● GIVEN TASK:
Show every line below where "color" can be found.

## Start ENTRIES SHOWN

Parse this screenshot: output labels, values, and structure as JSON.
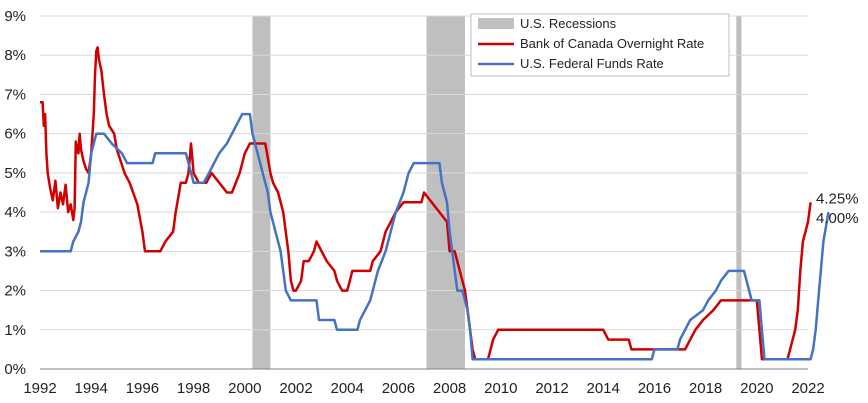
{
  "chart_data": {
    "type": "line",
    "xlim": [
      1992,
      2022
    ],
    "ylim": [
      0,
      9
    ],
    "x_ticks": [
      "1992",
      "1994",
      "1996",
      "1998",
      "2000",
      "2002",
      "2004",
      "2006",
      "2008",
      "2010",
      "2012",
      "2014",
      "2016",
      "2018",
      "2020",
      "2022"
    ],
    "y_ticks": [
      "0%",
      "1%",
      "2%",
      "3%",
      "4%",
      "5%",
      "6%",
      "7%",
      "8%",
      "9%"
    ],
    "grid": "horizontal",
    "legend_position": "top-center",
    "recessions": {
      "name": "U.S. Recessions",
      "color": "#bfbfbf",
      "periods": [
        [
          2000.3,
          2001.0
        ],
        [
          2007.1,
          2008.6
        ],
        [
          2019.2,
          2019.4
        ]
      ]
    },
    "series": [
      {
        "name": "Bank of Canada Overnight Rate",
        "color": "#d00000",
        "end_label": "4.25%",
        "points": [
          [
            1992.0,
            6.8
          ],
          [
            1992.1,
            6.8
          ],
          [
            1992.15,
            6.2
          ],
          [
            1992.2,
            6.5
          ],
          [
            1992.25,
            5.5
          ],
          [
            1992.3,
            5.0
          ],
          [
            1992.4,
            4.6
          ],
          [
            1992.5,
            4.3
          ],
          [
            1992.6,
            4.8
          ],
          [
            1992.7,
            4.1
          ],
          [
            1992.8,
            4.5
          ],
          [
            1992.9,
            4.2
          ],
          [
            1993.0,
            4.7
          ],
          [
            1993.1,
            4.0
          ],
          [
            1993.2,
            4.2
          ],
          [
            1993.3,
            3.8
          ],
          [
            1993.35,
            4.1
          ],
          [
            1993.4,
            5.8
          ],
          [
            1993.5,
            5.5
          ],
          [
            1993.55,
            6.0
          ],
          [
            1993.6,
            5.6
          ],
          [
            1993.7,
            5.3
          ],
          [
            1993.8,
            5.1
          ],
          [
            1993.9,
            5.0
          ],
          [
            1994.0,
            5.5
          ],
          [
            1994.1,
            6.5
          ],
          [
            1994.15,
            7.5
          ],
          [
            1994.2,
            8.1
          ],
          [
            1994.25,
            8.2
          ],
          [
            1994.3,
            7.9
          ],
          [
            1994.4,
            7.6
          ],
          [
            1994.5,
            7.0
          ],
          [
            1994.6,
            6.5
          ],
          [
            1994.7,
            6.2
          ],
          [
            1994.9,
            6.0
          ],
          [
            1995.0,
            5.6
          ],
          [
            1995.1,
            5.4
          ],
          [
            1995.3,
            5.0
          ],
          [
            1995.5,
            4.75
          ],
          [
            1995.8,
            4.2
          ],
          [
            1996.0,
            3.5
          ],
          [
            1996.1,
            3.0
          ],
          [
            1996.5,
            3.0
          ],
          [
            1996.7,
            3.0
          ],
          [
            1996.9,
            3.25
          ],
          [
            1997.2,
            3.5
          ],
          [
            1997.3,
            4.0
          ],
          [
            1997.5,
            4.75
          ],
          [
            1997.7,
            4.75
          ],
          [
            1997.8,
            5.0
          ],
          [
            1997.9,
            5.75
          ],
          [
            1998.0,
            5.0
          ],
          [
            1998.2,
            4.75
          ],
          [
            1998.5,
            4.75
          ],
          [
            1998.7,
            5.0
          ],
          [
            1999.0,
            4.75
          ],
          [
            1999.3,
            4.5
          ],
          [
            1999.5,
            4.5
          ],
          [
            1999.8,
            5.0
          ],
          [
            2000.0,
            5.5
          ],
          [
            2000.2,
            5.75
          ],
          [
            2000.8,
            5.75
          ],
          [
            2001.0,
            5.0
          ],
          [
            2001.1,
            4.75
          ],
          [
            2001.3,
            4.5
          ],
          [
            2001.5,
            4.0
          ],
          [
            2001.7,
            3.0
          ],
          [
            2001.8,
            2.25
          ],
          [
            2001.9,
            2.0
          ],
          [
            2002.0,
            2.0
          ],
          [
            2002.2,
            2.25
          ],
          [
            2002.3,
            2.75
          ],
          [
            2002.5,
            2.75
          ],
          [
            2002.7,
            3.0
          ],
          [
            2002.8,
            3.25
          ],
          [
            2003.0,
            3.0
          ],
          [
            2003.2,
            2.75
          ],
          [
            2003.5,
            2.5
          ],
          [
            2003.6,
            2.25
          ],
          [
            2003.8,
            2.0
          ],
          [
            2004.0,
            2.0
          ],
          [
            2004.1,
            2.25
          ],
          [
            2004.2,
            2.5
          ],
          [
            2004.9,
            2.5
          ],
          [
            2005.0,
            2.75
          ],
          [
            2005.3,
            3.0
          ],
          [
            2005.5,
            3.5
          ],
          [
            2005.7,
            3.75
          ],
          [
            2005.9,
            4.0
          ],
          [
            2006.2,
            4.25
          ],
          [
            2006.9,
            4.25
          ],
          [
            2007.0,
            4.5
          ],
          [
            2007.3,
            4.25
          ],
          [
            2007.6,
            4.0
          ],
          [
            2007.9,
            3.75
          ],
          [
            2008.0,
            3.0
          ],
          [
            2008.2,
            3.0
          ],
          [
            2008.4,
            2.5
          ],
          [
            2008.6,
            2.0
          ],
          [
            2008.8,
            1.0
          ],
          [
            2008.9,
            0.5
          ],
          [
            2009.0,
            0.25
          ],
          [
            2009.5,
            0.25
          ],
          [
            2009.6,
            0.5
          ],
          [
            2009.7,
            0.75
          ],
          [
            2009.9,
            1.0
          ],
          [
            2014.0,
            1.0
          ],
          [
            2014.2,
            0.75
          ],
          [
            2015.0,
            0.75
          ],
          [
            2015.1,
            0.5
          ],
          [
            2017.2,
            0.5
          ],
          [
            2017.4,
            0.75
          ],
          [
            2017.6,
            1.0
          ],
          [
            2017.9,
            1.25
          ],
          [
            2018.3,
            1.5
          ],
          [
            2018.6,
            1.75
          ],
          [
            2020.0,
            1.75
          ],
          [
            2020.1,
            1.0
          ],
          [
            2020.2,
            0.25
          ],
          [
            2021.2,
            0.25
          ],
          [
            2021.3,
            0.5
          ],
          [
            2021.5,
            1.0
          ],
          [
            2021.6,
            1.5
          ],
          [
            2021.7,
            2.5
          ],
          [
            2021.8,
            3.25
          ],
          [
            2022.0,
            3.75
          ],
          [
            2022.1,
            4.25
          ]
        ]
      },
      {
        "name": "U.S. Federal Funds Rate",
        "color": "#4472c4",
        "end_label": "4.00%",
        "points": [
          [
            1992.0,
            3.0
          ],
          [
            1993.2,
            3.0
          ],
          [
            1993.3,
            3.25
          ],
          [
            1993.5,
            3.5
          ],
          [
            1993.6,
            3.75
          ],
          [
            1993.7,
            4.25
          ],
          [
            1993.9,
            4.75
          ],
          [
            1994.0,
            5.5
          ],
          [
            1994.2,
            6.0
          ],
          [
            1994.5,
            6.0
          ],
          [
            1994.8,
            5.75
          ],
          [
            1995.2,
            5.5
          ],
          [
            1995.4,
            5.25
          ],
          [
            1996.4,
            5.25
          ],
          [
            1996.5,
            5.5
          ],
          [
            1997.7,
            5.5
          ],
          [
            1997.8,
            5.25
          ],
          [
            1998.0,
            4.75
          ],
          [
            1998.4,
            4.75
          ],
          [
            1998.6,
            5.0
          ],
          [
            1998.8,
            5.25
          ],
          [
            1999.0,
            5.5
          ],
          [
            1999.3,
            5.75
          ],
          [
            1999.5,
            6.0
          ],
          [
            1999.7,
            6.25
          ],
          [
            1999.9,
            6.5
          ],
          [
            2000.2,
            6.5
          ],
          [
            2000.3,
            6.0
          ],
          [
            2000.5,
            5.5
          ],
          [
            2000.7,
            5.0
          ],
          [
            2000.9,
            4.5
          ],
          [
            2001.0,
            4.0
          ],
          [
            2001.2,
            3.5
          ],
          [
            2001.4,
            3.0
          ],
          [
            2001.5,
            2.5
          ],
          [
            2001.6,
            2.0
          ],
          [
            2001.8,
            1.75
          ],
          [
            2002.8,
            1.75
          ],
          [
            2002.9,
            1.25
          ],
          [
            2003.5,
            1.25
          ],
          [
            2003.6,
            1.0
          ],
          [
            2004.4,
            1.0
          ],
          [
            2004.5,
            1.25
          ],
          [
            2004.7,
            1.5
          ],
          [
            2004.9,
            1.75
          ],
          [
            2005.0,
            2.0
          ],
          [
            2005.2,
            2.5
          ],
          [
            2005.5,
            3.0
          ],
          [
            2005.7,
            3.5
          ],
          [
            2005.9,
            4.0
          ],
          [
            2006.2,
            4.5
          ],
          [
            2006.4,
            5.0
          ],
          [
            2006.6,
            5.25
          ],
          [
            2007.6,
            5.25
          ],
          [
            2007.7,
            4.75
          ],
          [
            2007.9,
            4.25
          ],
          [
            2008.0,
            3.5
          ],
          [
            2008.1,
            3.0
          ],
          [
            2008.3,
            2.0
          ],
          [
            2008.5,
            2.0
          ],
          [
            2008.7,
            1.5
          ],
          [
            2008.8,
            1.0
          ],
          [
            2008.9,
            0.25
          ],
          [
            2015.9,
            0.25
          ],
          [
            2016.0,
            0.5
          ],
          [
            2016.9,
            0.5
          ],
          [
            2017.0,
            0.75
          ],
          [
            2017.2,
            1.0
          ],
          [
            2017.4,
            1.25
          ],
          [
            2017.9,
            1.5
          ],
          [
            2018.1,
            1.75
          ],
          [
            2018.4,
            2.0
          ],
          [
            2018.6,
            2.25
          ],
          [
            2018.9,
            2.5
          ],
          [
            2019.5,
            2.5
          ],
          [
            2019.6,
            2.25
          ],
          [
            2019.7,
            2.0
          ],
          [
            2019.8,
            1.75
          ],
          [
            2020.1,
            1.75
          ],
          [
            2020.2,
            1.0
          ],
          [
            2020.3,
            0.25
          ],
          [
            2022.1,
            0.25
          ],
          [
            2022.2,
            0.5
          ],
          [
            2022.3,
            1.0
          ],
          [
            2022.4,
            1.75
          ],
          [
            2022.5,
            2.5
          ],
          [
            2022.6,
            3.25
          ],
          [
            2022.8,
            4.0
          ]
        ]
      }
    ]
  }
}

## End ENTRIES SHOWN

● SOLUTION BELOW:
      "color": "#bfbfbf",
        "color": "#d00000",
        "color": "#4472c4",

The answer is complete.